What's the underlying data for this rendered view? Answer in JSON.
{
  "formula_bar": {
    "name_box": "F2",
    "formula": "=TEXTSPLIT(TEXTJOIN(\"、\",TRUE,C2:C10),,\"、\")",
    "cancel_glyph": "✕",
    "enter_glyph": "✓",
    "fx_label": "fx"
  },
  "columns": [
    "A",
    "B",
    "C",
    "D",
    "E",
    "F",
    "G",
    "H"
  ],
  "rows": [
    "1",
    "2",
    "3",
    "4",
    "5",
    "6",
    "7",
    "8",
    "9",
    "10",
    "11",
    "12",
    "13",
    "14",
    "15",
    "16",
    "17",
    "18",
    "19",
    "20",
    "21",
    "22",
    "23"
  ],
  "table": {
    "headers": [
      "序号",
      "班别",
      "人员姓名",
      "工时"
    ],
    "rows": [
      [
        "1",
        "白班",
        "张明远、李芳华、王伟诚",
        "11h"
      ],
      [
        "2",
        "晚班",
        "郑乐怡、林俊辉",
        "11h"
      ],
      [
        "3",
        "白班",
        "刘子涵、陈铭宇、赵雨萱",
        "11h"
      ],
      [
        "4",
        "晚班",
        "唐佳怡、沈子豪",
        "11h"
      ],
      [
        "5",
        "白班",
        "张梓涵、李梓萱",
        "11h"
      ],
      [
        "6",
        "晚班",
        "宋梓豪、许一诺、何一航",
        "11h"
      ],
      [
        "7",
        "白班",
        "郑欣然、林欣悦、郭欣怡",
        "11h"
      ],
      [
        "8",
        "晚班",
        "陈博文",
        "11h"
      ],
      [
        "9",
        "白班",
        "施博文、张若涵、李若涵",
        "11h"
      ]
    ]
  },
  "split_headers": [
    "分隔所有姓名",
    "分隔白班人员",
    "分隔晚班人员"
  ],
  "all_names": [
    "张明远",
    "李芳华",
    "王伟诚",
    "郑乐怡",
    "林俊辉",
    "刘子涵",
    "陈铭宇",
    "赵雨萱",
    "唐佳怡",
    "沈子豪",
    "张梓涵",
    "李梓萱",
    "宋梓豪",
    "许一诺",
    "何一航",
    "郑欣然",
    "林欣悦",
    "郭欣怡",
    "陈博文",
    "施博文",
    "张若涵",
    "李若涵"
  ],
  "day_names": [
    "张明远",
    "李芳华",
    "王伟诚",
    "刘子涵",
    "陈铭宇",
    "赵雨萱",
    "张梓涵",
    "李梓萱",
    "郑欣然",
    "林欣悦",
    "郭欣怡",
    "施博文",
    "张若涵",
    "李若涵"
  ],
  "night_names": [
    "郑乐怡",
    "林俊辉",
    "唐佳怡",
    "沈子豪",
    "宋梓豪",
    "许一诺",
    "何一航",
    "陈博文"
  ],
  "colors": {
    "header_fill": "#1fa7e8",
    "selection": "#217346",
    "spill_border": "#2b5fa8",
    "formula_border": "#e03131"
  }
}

(What you have to do)
Each entry above is to be quoted exactly.

(Correct response)
What's the underlying data for this rendered view? Answer in JSON.
{
  "formula_bar": {
    "name_box": "F2",
    "formula": "=TEXTSPLIT(TEXTJOIN(\"、\",TRUE,C2:C10),,\"、\")",
    "cancel_glyph": "✕",
    "enter_glyph": "✓",
    "fx_label": "fx"
  },
  "columns": [
    "A",
    "B",
    "C",
    "D",
    "E",
    "F",
    "G",
    "H"
  ],
  "rows": [
    "1",
    "2",
    "3",
    "4",
    "5",
    "6",
    "7",
    "8",
    "9",
    "10",
    "11",
    "12",
    "13",
    "14",
    "15",
    "16",
    "17",
    "18",
    "19",
    "20",
    "21",
    "22",
    "23"
  ],
  "table": {
    "headers": [
      "序号",
      "班别",
      "人员姓名",
      "工时"
    ],
    "rows": [
      [
        "1",
        "白班",
        "张明远、李芳华、王伟诚",
        "11h"
      ],
      [
        "2",
        "晚班",
        "郑乐怡、林俊辉",
        "11h"
      ],
      [
        "3",
        "白班",
        "刘子涵、陈铭宇、赵雨萱",
        "11h"
      ],
      [
        "4",
        "晚班",
        "唐佳怡、沈子豪",
        "11h"
      ],
      [
        "5",
        "白班",
        "张梓涵、李梓萱",
        "11h"
      ],
      [
        "6",
        "晚班",
        "宋梓豪、许一诺、何一航",
        "11h"
      ],
      [
        "7",
        "白班",
        "郑欣然、林欣悦、郭欣怡",
        "11h"
      ],
      [
        "8",
        "晚班",
        "陈博文",
        "11h"
      ],
      [
        "9",
        "白班",
        "施博文、张若涵、李若涵",
        "11h"
      ]
    ]
  },
  "split_headers": [
    "分隔所有姓名",
    "分隔白班人员",
    "分隔晚班人员"
  ],
  "all_names": [
    "张明远",
    "李芳华",
    "王伟诚",
    "郑乐怡",
    "林俊辉",
    "刘子涵",
    "陈铭宇",
    "赵雨萱",
    "唐佳怡",
    "沈子豪",
    "张梓涵",
    "李梓萱",
    "宋梓豪",
    "许一诺",
    "何一航",
    "郑欣然",
    "林欣悦",
    "郭欣怡",
    "陈博文",
    "施博文",
    "张若涵",
    "李若涵"
  ],
  "day_names": [
    "张明远",
    "李芳华",
    "王伟诚",
    "刘子涵",
    "陈铭宇",
    "赵雨萱",
    "张梓涵",
    "李梓萱",
    "郑欣然",
    "林欣悦",
    "郭欣怡",
    "施博文",
    "张若涵",
    "李若涵"
  ],
  "night_names": [
    "郑乐怡",
    "林俊辉",
    "唐佳怡",
    "沈子豪",
    "宋梓豪",
    "许一诺",
    "何一航",
    "陈博文"
  ],
  "colors": {
    "header_fill": "#1fa7e8",
    "selection": "#217346",
    "spill_border": "#2b5fa8",
    "formula_border": "#e03131"
  }
}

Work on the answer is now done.